*Short task*. Each line below must be set down exactly; omit any image you find.

====

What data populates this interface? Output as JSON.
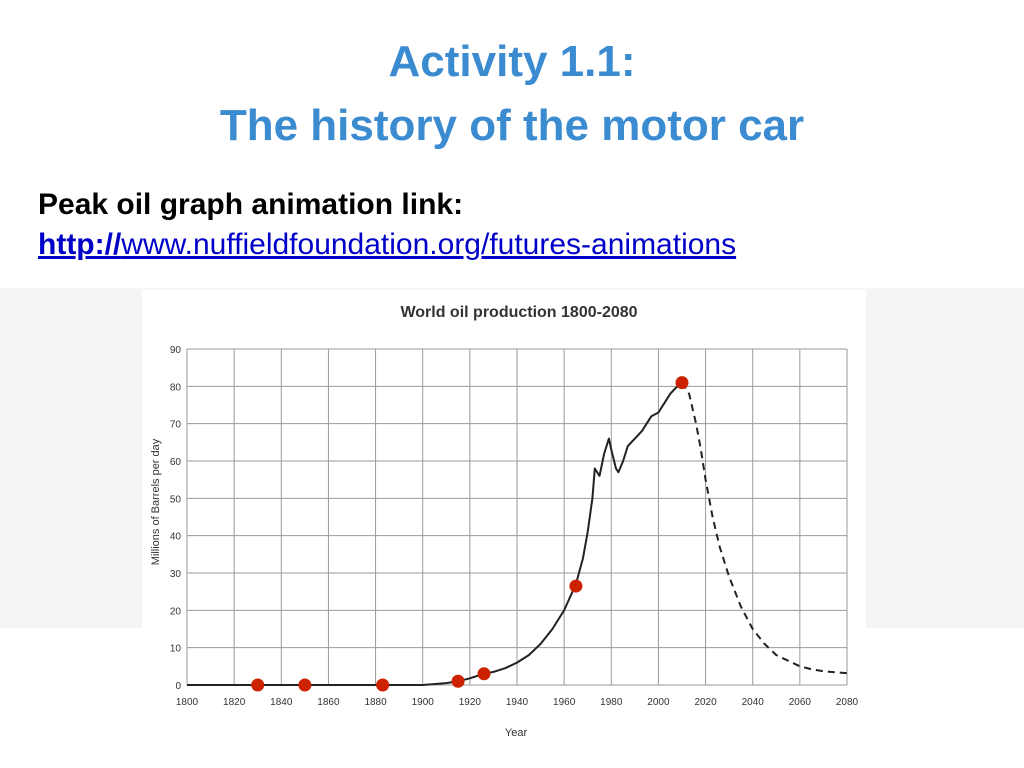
{
  "slide": {
    "title_line1": "Activity 1.1:",
    "title_line2": "The history of the motor car",
    "subtitle": "Peak oil graph animation link:",
    "link_protocol": "http://",
    "link_rest": "www.nuffieldfoundation.org/futures-animations"
  },
  "chart_data": {
    "type": "line",
    "title": "World oil production 1800-2080",
    "xlabel": "Year",
    "ylabel": "Millions of Barrels per day",
    "xlim": [
      1800,
      2080
    ],
    "ylim": [
      0,
      90
    ],
    "x_ticks": [
      1800,
      1820,
      1840,
      1860,
      1880,
      1900,
      1920,
      1940,
      1960,
      1980,
      2000,
      2020,
      2040,
      2060,
      2080
    ],
    "y_ticks": [
      0,
      10,
      20,
      30,
      40,
      50,
      60,
      70,
      80,
      90
    ],
    "grid": true,
    "colors": {
      "line": "#222222",
      "marker": "#cc2200",
      "grid": "#9a9a9a"
    },
    "series": [
      {
        "style": "solid",
        "x": [
          1800,
          1880,
          1900,
          1910,
          1915,
          1920,
          1925,
          1930,
          1935,
          1940,
          1945,
          1950,
          1955,
          1960,
          1965,
          1968,
          1970,
          1972,
          1973,
          1975,
          1977,
          1979,
          1980,
          1982,
          1983,
          1985,
          1987,
          1990,
          1993,
          1995,
          1997,
          2000,
          2003,
          2005,
          2008,
          2010
        ],
        "y": [
          0,
          0,
          0,
          0.5,
          1,
          1.8,
          2.8,
          3.5,
          4.5,
          6,
          8,
          11,
          15,
          20,
          27,
          34,
          41,
          50,
          58,
          56,
          62,
          66,
          63,
          58,
          57,
          60,
          64,
          66,
          68,
          70,
          72,
          73,
          76,
          78,
          80,
          81
        ]
      },
      {
        "style": "dashed",
        "x": [
          2010,
          2013,
          2016,
          2018,
          2020,
          2023,
          2026,
          2030,
          2035,
          2040,
          2045,
          2050,
          2055,
          2060,
          2065,
          2070,
          2075,
          2080
        ],
        "y": [
          81,
          78,
          70,
          63,
          55,
          45,
          37,
          29,
          21,
          15,
          11,
          8,
          6.5,
          5,
          4.2,
          3.7,
          3.4,
          3.2
        ]
      }
    ],
    "markers": {
      "x": [
        1830,
        1850,
        1883,
        1915,
        1926,
        1965,
        2010
      ],
      "y": [
        0,
        0,
        0,
        1,
        3,
        26.5,
        81
      ]
    }
  }
}
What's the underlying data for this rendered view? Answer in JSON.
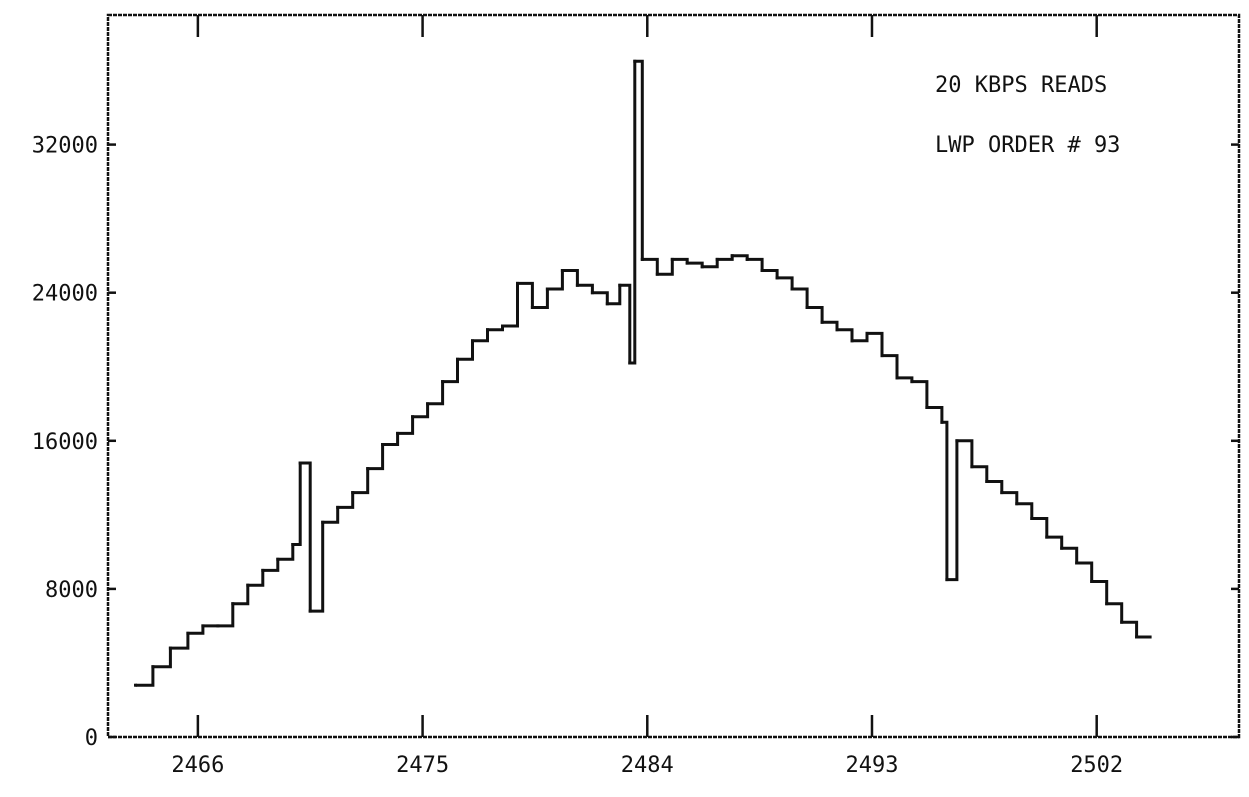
{
  "chart_data": {
    "type": "line",
    "annotations": [
      "20 KBPS READS",
      "LWP ORDER # 93"
    ],
    "xlabel": "",
    "ylabel": "",
    "x_ticks": [
      2466,
      2475,
      2484,
      2493,
      2502
    ],
    "x_tick_labels": [
      "2466",
      "2475",
      "2484",
      "2493",
      "2502"
    ],
    "y_ticks": [
      0,
      8000,
      16000,
      24000,
      32000
    ],
    "y_tick_labels": [
      "0",
      "8000",
      "16000",
      "24000",
      "32000"
    ],
    "xlim": [
      2462.4,
      2507.7
    ],
    "ylim": [
      0,
      39000
    ],
    "grid": false,
    "series": [
      {
        "style": "step",
        "x": [
          2463.5,
          2464.2,
          2464.9,
          2465.6,
          2466.2,
          2466.8,
          2467.4,
          2468.0,
          2468.6,
          2469.2,
          2469.8,
          2470.1,
          2470.5,
          2471.0,
          2471.6,
          2472.2,
          2472.8,
          2473.4,
          2474.0,
          2474.6,
          2475.2,
          2475.8,
          2476.4,
          2477.0,
          2477.6,
          2478.2,
          2478.8,
          2479.4,
          2480.0,
          2480.6,
          2481.2,
          2481.8,
          2482.4,
          2482.9,
          2483.3,
          2483.5,
          2483.8,
          2484.4,
          2485.0,
          2485.6,
          2486.2,
          2486.8,
          2487.4,
          2488.0,
          2488.6,
          2489.2,
          2489.8,
          2490.4,
          2491.0,
          2491.6,
          2492.2,
          2492.8,
          2493.4,
          2494.0,
          2494.6,
          2495.2,
          2495.8,
          2496.0,
          2496.4,
          2497.0,
          2497.6,
          2498.2,
          2498.8,
          2499.4,
          2500.0,
          2500.6,
          2501.2,
          2501.8,
          2502.4,
          2503.0,
          2503.6
        ],
        "y": [
          2800,
          3800,
          4800,
          5600,
          6000,
          6000,
          7200,
          8200,
          9000,
          9600,
          10400,
          14800,
          6800,
          11600,
          12400,
          13200,
          14500,
          15800,
          16400,
          17300,
          18000,
          19200,
          20400,
          21400,
          22000,
          22200,
          24500,
          23200,
          24200,
          25200,
          24400,
          24000,
          23400,
          24400,
          20200,
          36500,
          25800,
          25000,
          25800,
          25600,
          25400,
          25800,
          26000,
          25800,
          25200,
          24800,
          24200,
          23200,
          22400,
          22000,
          21400,
          21800,
          20600,
          19400,
          19200,
          17800,
          17000,
          8500,
          16000,
          14600,
          13800,
          13200,
          12600,
          11800,
          10800,
          10200,
          9400,
          8400,
          7200,
          6200,
          5400
        ]
      }
    ]
  }
}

====

*Final answer*.
What data populates this interface? Output as JSON.
{
  "slide": {
    "title_line1": "Activity 1.1:",
    "title_line2": "The history of the motor car",
    "subtitle": "Peak oil graph animation link:",
    "link_protocol": "http://",
    "link_rest": "www.nuffieldfoundation.org/futures-animations"
  },
  "chart_data": {
    "type": "line",
    "title": "World oil production 1800-2080",
    "xlabel": "Year",
    "ylabel": "Millions of Barrels per day",
    "xlim": [
      1800,
      2080
    ],
    "ylim": [
      0,
      90
    ],
    "x_ticks": [
      1800,
      1820,
      1840,
      1860,
      1880,
      1900,
      1920,
      1940,
      1960,
      1980,
      2000,
      2020,
      2040,
      2060,
      2080
    ],
    "y_ticks": [
      0,
      10,
      20,
      30,
      40,
      50,
      60,
      70,
      80,
      90
    ],
    "grid": true,
    "colors": {
      "line": "#222222",
      "marker": "#cc2200",
      "grid": "#9a9a9a"
    },
    "series": [
      {
        "style": "solid",
        "x": [
          1800,
          1880,
          1900,
          1910,
          1915,
          1920,
          1925,
          1930,
          1935,
          1940,
          1945,
          1950,
          1955,
          1960,
          1965,
          1968,
          1970,
          1972,
          1973,
          1975,
          1977,
          1979,
          1980,
          1982,
          1983,
          1985,
          1987,
          1990,
          1993,
          1995,
          1997,
          2000,
          2003,
          2005,
          2008,
          2010
        ],
        "y": [
          0,
          0,
          0,
          0.5,
          1,
          1.8,
          2.8,
          3.5,
          4.5,
          6,
          8,
          11,
          15,
          20,
          27,
          34,
          41,
          50,
          58,
          56,
          62,
          66,
          63,
          58,
          57,
          60,
          64,
          66,
          68,
          70,
          72,
          73,
          76,
          78,
          80,
          81
        ]
      },
      {
        "style": "dashed",
        "x": [
          2010,
          2013,
          2016,
          2018,
          2020,
          2023,
          2026,
          2030,
          2035,
          2040,
          2045,
          2050,
          2055,
          2060,
          2065,
          2070,
          2075,
          2080
        ],
        "y": [
          81,
          78,
          70,
          63,
          55,
          45,
          37,
          29,
          21,
          15,
          11,
          8,
          6.5,
          5,
          4.2,
          3.7,
          3.4,
          3.2
        ]
      }
    ],
    "markers": {
      "x": [
        1830,
        1850,
        1883,
        1915,
        1926,
        1965,
        2010
      ],
      "y": [
        0,
        0,
        0,
        1,
        3,
        26.5,
        81
      ]
    }
  }
}
What's the underlying data for this rendered view? Answer in JSON.
{
  "chart_data": {
    "type": "line",
    "annotations": [
      "20 KBPS READS",
      "LWP ORDER # 93"
    ],
    "xlabel": "",
    "ylabel": "",
    "x_ticks": [
      2466,
      2475,
      2484,
      2493,
      2502
    ],
    "x_tick_labels": [
      "2466",
      "2475",
      "2484",
      "2493",
      "2502"
    ],
    "y_ticks": [
      0,
      8000,
      16000,
      24000,
      32000
    ],
    "y_tick_labels": [
      "0",
      "8000",
      "16000",
      "24000",
      "32000"
    ],
    "xlim": [
      2462.4,
      2507.7
    ],
    "ylim": [
      0,
      39000
    ],
    "grid": false,
    "series": [
      {
        "style": "step",
        "x": [
          2463.5,
          2464.2,
          2464.9,
          2465.6,
          2466.2,
          2466.8,
          2467.4,
          2468.0,
          2468.6,
          2469.2,
          2469.8,
          2470.1,
          2470.5,
          2471.0,
          2471.6,
          2472.2,
          2472.8,
          2473.4,
          2474.0,
          2474.6,
          2475.2,
          2475.8,
          2476.4,
          2477.0,
          2477.6,
          2478.2,
          2478.8,
          2479.4,
          2480.0,
          2480.6,
          2481.2,
          2481.8,
          2482.4,
          2482.9,
          2483.3,
          2483.5,
          2483.8,
          2484.4,
          2485.0,
          2485.6,
          2486.2,
          2486.8,
          2487.4,
          2488.0,
          2488.6,
          2489.2,
          2489.8,
          2490.4,
          2491.0,
          2491.6,
          2492.2,
          2492.8,
          2493.4,
          2494.0,
          2494.6,
          2495.2,
          2495.8,
          2496.0,
          2496.4,
          2497.0,
          2497.6,
          2498.2,
          2498.8,
          2499.4,
          2500.0,
          2500.6,
          2501.2,
          2501.8,
          2502.4,
          2503.0,
          2503.6
        ],
        "y": [
          2800,
          3800,
          4800,
          5600,
          6000,
          6000,
          7200,
          8200,
          9000,
          9600,
          10400,
          14800,
          6800,
          11600,
          12400,
          13200,
          14500,
          15800,
          16400,
          17300,
          18000,
          19200,
          20400,
          21400,
          22000,
          22200,
          24500,
          23200,
          24200,
          25200,
          24400,
          24000,
          23400,
          24400,
          20200,
          36500,
          25800,
          25000,
          25800,
          25600,
          25400,
          25800,
          26000,
          25800,
          25200,
          24800,
          24200,
          23200,
          22400,
          22000,
          21400,
          21800,
          20600,
          19400,
          19200,
          17800,
          17000,
          8500,
          16000,
          14600,
          13800,
          13200,
          12600,
          11800,
          10800,
          10200,
          9400,
          8400,
          7200,
          6200,
          5400
        ]
      }
    ]
  }
}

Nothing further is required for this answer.